CHALLENGE:
Write out the listing below again, precisely as it is given.

PROVIDED DATA:
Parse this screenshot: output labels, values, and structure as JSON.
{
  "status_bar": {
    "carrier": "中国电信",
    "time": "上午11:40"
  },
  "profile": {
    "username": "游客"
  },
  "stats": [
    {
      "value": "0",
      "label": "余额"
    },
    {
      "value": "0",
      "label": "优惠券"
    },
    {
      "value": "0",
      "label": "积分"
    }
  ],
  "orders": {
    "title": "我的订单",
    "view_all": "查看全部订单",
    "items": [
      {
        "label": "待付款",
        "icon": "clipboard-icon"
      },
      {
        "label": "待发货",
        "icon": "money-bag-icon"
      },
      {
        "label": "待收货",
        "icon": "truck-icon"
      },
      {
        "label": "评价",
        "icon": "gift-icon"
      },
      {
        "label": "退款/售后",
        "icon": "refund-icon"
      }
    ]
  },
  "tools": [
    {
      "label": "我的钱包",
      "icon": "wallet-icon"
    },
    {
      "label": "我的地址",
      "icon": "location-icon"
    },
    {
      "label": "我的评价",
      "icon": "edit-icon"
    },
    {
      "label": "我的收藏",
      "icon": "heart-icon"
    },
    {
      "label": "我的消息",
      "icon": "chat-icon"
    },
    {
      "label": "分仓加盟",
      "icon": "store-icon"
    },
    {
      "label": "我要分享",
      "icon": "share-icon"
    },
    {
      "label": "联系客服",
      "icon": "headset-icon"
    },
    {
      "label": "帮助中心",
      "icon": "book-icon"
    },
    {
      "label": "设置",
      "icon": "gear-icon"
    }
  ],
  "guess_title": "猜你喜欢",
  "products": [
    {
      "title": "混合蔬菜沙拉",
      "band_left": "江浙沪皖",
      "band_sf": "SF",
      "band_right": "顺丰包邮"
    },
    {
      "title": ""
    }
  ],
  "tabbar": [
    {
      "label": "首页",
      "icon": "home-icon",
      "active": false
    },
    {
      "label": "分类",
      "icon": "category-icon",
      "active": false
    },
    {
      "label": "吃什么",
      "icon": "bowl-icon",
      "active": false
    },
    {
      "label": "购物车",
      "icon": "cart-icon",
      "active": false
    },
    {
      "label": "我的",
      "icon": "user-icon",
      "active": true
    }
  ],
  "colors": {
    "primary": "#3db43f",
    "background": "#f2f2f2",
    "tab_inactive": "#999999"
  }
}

TASK RESULT:
Parse this screenshot: output labels, values, and structure as JSON.
{
  "status_bar": {
    "carrier": "中国电信",
    "time": "上午11:40"
  },
  "profile": {
    "username": "游客"
  },
  "stats": [
    {
      "value": "0",
      "label": "余额"
    },
    {
      "value": "0",
      "label": "优惠券"
    },
    {
      "value": "0",
      "label": "积分"
    }
  ],
  "orders": {
    "title": "我的订单",
    "view_all": "查看全部订单",
    "items": [
      {
        "label": "待付款",
        "icon": "clipboard-icon"
      },
      {
        "label": "待发货",
        "icon": "money-bag-icon"
      },
      {
        "label": "待收货",
        "icon": "truck-icon"
      },
      {
        "label": "评价",
        "icon": "gift-icon"
      },
      {
        "label": "退款/售后",
        "icon": "refund-icon"
      }
    ]
  },
  "tools": [
    {
      "label": "我的钱包",
      "icon": "wallet-icon"
    },
    {
      "label": "我的地址",
      "icon": "location-icon"
    },
    {
      "label": "我的评价",
      "icon": "edit-icon"
    },
    {
      "label": "我的收藏",
      "icon": "heart-icon"
    },
    {
      "label": "我的消息",
      "icon": "chat-icon"
    },
    {
      "label": "分仓加盟",
      "icon": "store-icon"
    },
    {
      "label": "我要分享",
      "icon": "share-icon"
    },
    {
      "label": "联系客服",
      "icon": "headset-icon"
    },
    {
      "label": "帮助中心",
      "icon": "book-icon"
    },
    {
      "label": "设置",
      "icon": "gear-icon"
    }
  ],
  "guess_title": "猜你喜欢",
  "products": [
    {
      "title": "混合蔬菜沙拉",
      "band_left": "江浙沪皖",
      "band_sf": "SF",
      "band_right": "顺丰包邮"
    },
    {
      "title": ""
    }
  ],
  "tabbar": [
    {
      "label": "首页",
      "icon": "home-icon",
      "active": false
    },
    {
      "label": "分类",
      "icon": "category-icon",
      "active": false
    },
    {
      "label": "吃什么",
      "icon": "bowl-icon",
      "active": false
    },
    {
      "label": "购物车",
      "icon": "cart-icon",
      "active": false
    },
    {
      "label": "我的",
      "icon": "user-icon",
      "active": true
    }
  ],
  "colors": {
    "primary": "#3db43f",
    "background": "#f2f2f2",
    "tab_inactive": "#999999"
  }
}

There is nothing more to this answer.